Raw records:
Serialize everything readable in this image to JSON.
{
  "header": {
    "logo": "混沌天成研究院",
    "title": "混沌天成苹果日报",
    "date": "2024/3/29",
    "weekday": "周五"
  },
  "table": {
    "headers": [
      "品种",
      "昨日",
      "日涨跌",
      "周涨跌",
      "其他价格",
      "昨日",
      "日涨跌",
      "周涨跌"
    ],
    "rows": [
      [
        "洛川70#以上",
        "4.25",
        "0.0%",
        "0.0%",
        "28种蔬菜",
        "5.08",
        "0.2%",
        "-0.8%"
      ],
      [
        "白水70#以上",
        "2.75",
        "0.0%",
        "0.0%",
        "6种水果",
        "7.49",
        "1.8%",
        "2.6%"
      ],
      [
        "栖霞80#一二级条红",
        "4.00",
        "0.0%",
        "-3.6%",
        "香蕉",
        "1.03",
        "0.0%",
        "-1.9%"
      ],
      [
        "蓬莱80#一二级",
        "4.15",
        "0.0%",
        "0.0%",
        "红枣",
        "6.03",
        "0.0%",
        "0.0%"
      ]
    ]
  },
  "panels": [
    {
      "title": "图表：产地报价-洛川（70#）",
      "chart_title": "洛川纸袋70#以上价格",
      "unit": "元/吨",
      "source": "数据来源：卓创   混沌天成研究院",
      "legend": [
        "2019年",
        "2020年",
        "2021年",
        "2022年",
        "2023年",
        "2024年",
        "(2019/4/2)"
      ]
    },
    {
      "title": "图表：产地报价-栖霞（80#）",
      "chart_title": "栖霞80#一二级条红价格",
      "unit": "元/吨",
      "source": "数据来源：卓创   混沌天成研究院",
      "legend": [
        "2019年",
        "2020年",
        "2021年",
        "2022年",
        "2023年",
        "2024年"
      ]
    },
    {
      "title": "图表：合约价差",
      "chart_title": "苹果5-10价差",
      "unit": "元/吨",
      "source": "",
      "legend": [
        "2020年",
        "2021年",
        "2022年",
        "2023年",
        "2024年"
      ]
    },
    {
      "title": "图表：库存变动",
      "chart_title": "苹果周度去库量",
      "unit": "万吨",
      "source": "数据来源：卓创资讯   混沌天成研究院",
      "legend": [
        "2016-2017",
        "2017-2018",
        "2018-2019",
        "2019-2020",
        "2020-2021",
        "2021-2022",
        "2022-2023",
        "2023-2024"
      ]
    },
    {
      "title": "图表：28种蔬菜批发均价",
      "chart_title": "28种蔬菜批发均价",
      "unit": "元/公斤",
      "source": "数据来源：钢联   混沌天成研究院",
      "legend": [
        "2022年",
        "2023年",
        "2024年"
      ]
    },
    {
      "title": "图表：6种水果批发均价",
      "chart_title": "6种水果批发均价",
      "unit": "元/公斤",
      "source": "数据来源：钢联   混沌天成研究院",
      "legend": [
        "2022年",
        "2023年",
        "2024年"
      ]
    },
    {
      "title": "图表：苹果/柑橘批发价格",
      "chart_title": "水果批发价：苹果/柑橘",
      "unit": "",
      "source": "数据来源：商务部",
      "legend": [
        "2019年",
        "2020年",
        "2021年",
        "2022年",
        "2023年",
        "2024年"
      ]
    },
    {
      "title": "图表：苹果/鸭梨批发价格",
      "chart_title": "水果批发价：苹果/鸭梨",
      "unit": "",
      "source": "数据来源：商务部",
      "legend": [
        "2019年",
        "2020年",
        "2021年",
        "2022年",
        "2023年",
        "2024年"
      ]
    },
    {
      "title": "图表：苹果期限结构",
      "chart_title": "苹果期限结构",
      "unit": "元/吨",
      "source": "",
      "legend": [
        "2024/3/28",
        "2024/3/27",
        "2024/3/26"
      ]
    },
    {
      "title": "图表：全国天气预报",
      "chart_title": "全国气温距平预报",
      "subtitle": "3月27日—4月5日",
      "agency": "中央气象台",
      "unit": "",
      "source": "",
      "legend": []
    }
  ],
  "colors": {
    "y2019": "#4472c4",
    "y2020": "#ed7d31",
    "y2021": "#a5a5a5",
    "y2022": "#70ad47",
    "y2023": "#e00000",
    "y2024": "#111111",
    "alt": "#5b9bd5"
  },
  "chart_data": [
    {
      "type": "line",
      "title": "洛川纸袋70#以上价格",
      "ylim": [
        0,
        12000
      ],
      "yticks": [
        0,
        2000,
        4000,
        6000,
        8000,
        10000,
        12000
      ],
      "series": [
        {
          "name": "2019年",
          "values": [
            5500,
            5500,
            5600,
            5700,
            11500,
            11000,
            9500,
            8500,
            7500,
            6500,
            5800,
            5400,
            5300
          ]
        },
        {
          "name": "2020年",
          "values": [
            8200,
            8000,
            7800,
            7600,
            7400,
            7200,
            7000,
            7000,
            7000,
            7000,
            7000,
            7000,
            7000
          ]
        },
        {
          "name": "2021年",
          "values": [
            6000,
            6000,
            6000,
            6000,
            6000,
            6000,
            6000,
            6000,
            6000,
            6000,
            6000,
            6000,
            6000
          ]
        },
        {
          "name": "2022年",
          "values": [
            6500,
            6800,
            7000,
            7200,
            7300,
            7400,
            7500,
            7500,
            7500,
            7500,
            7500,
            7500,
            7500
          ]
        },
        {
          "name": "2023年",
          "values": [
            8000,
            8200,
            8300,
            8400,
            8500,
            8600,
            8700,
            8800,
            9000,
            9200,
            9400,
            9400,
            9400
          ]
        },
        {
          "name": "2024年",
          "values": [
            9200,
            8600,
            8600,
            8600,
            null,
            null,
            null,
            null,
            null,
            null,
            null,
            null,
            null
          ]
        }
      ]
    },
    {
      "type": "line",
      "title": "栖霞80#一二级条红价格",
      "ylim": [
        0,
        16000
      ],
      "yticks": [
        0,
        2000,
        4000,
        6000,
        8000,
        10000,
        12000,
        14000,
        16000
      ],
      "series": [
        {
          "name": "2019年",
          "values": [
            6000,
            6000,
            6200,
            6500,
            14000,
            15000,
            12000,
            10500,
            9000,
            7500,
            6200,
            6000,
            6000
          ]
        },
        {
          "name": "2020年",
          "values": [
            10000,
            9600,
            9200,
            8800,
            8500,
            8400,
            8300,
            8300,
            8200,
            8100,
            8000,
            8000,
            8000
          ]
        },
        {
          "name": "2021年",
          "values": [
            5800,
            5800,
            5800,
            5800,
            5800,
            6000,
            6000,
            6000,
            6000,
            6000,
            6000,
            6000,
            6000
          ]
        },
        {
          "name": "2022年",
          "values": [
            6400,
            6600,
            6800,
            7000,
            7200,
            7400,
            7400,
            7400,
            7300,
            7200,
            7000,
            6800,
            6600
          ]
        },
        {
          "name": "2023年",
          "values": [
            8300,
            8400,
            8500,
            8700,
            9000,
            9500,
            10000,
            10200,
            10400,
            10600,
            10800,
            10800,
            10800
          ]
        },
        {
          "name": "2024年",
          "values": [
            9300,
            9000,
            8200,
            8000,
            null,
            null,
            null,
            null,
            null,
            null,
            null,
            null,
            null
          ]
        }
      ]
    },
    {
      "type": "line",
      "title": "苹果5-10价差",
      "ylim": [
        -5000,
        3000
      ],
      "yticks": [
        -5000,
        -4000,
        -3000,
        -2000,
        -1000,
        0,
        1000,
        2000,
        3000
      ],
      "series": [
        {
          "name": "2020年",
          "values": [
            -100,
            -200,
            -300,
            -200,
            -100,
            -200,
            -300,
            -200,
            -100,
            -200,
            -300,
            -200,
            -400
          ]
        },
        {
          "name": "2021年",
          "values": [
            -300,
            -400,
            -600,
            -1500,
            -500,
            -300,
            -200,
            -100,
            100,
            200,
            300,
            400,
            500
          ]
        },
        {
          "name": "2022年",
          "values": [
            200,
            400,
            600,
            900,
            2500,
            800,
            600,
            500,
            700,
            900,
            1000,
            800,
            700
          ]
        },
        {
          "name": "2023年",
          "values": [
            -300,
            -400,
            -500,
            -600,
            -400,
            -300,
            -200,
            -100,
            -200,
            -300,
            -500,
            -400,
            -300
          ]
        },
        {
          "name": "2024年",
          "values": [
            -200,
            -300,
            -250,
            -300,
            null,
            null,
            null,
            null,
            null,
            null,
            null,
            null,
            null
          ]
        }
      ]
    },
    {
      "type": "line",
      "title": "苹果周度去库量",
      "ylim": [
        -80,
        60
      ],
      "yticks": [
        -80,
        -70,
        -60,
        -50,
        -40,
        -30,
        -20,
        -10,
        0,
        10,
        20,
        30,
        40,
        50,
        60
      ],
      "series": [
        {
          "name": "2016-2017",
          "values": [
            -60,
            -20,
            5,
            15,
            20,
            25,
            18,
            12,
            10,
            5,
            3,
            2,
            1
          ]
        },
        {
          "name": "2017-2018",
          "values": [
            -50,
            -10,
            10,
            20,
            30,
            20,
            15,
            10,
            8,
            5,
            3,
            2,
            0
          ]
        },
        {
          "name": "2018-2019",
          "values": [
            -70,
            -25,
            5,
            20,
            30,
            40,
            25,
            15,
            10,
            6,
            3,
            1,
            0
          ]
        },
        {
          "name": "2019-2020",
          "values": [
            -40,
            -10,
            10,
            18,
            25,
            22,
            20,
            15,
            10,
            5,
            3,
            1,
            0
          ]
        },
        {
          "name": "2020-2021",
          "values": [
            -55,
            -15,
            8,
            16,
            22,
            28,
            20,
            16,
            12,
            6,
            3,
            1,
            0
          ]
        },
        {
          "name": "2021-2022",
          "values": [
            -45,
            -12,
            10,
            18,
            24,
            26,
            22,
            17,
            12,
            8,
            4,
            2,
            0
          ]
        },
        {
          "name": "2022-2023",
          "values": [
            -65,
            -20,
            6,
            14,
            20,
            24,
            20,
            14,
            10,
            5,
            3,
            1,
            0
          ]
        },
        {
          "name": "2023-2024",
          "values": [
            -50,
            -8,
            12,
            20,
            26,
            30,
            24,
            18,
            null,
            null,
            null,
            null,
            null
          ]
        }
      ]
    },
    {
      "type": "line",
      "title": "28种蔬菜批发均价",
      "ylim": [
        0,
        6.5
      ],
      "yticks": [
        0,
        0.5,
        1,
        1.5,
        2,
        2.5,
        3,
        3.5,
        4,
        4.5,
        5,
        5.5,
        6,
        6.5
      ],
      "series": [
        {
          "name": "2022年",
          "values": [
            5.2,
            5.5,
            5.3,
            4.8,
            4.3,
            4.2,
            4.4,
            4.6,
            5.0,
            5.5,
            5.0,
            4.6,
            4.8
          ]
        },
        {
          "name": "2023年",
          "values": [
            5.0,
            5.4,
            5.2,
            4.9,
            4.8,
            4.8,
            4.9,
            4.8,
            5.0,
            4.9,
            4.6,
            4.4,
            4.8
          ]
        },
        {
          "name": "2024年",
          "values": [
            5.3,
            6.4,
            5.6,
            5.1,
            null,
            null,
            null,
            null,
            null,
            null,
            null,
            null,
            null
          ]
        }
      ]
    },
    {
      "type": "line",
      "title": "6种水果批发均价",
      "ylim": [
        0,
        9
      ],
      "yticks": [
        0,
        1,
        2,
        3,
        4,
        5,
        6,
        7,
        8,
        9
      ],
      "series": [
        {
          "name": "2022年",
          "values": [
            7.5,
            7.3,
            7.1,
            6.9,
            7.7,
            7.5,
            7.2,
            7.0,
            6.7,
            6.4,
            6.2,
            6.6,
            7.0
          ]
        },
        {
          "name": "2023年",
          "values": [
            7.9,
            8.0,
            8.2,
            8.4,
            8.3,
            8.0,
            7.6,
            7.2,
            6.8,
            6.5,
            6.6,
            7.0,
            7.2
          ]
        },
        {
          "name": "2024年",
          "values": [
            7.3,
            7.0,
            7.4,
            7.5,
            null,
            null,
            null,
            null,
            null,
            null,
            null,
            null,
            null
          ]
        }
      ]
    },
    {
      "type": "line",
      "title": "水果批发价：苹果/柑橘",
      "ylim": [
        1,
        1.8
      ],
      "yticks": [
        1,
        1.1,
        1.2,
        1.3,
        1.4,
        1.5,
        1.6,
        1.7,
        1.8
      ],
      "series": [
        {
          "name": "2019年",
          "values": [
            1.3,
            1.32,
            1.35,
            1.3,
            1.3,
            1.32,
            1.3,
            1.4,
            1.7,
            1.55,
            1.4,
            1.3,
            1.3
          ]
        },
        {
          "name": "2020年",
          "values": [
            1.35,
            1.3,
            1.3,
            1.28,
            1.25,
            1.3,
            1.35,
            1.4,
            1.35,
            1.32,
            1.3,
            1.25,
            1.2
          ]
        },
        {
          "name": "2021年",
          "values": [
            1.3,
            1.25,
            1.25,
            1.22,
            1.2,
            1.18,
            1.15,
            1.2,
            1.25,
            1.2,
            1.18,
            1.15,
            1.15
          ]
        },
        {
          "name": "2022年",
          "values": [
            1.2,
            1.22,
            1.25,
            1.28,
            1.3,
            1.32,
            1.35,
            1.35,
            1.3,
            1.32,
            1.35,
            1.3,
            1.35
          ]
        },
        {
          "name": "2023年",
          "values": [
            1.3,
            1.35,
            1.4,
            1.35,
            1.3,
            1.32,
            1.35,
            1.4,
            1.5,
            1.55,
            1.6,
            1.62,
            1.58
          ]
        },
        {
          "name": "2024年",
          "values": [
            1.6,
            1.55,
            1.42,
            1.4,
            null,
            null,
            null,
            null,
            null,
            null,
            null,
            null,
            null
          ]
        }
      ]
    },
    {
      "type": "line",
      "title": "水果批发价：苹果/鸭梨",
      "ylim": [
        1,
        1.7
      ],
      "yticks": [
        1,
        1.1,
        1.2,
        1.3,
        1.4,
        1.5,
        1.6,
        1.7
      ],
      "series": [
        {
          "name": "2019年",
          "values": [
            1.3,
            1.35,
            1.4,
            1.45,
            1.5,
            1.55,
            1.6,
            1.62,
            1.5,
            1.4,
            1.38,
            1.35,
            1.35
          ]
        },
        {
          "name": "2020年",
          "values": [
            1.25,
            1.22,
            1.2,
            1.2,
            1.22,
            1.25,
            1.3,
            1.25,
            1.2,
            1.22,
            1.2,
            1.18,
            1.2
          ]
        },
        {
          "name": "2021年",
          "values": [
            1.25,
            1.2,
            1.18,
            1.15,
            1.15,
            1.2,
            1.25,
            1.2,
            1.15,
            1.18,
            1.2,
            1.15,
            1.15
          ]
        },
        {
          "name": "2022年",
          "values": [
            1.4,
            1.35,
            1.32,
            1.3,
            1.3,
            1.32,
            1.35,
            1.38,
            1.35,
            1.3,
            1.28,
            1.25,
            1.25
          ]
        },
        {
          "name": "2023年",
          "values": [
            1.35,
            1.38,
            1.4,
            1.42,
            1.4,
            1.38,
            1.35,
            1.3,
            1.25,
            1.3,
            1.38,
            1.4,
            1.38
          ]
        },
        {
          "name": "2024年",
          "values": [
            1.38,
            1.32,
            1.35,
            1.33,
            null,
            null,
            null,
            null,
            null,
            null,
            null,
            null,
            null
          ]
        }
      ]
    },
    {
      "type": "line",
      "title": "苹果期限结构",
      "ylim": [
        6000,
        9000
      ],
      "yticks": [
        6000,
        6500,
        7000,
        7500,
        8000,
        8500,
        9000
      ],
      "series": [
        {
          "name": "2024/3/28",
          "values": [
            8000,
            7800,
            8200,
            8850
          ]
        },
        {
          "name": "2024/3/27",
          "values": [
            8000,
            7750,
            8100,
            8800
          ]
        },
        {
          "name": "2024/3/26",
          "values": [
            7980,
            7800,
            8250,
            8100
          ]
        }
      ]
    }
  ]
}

What the task asks ->
Copy out every line from the records that has the word "以上价格".

Written solution ->
      "chart_title": "洛川纸袋70#以上价格",
      "title": "洛川纸袋70#以上价格",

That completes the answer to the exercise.